Copy every line of the listing exactly.

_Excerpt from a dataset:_
────────

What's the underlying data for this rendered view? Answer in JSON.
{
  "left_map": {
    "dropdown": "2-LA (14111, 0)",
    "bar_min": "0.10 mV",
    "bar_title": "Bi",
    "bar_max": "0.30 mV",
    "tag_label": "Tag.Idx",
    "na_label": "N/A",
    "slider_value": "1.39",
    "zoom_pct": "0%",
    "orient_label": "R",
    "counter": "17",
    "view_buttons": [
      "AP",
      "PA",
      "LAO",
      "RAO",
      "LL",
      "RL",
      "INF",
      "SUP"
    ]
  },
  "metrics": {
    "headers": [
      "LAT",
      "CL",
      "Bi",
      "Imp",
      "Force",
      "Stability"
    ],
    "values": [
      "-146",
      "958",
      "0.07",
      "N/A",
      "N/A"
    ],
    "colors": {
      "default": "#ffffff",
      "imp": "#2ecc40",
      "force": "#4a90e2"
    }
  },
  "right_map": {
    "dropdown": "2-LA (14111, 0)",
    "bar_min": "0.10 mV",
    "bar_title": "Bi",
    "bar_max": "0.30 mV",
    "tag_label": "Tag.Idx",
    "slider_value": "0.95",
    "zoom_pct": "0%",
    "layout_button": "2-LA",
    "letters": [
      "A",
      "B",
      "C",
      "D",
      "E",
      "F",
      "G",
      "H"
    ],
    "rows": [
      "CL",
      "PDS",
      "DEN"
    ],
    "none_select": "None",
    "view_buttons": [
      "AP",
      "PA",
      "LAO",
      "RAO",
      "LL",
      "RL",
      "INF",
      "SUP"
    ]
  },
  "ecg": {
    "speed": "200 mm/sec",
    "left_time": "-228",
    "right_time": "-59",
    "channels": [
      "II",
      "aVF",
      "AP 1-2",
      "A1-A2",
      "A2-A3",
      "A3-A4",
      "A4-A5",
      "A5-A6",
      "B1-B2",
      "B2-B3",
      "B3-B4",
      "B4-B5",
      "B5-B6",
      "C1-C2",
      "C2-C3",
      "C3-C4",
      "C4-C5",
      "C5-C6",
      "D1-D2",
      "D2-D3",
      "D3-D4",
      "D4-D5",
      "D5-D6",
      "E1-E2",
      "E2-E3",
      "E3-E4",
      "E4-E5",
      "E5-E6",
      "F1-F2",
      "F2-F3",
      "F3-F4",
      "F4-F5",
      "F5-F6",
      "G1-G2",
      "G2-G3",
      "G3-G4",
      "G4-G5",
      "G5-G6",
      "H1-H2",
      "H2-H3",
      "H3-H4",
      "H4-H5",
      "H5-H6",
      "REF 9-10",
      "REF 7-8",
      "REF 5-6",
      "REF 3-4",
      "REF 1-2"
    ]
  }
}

────────

_Reply:_
What's the underlying data for this rendered view? Answer in JSON.
{
  "left_map": {
    "dropdown": "2-LA (14111, 0)",
    "bar_min": "0.10 mV",
    "bar_title": "Bi",
    "bar_max": "0.30 mV",
    "tag_label": "Tag.Idx",
    "na_label": "N/A",
    "slider_value": "1.39",
    "zoom_pct": "0%",
    "orient_label": "R",
    "counter": "17",
    "view_buttons": [
      "AP",
      "PA",
      "LAO",
      "RAO",
      "LL",
      "RL",
      "INF",
      "SUP"
    ]
  },
  "metrics": {
    "headers": [
      "LAT",
      "CL",
      "Bi",
      "Imp",
      "Force",
      "Stability"
    ],
    "values": [
      "-146",
      "958",
      "0.07",
      "N/A",
      "N/A"
    ],
    "colors": {
      "default": "#ffffff",
      "imp": "#2ecc40",
      "force": "#4a90e2"
    }
  },
  "right_map": {
    "dropdown": "2-LA (14111, 0)",
    "bar_min": "0.10 mV",
    "bar_title": "Bi",
    "bar_max": "0.30 mV",
    "tag_label": "Tag.Idx",
    "slider_value": "0.95",
    "zoom_pct": "0%",
    "layout_button": "2-LA",
    "letters": [
      "A",
      "B",
      "C",
      "D",
      "E",
      "F",
      "G",
      "H"
    ],
    "rows": [
      "CL",
      "PDS",
      "DEN"
    ],
    "none_select": "None",
    "view_buttons": [
      "AP",
      "PA",
      "LAO",
      "RAO",
      "LL",
      "RL",
      "INF",
      "SUP"
    ]
  },
  "ecg": {
    "speed": "200 mm/sec",
    "left_time": "-228",
    "right_time": "-59",
    "channels": [
      "II",
      "aVF",
      "AP 1-2",
      "A1-A2",
      "A2-A3",
      "A3-A4",
      "A4-A5",
      "A5-A6",
      "B1-B2",
      "B2-B3",
      "B3-B4",
      "B4-B5",
      "B5-B6",
      "C1-C2",
      "C2-C3",
      "C3-C4",
      "C4-C5",
      "C5-C6",
      "D1-D2",
      "D2-D3",
      "D3-D4",
      "D4-D5",
      "D5-D6",
      "E1-E2",
      "E2-E3",
      "E3-E4",
      "E4-E5",
      "E5-E6",
      "F1-F2",
      "F2-F3",
      "F3-F4",
      "F4-F5",
      "F5-F6",
      "G1-G2",
      "G2-G3",
      "G3-G4",
      "G4-G5",
      "G5-G6",
      "H1-H2",
      "H2-H3",
      "H3-H4",
      "H4-H5",
      "H5-H6",
      "REF 9-10",
      "REF 7-8",
      "REF 5-6",
      "REF 3-4",
      "REF 1-2"
    ]
  }
}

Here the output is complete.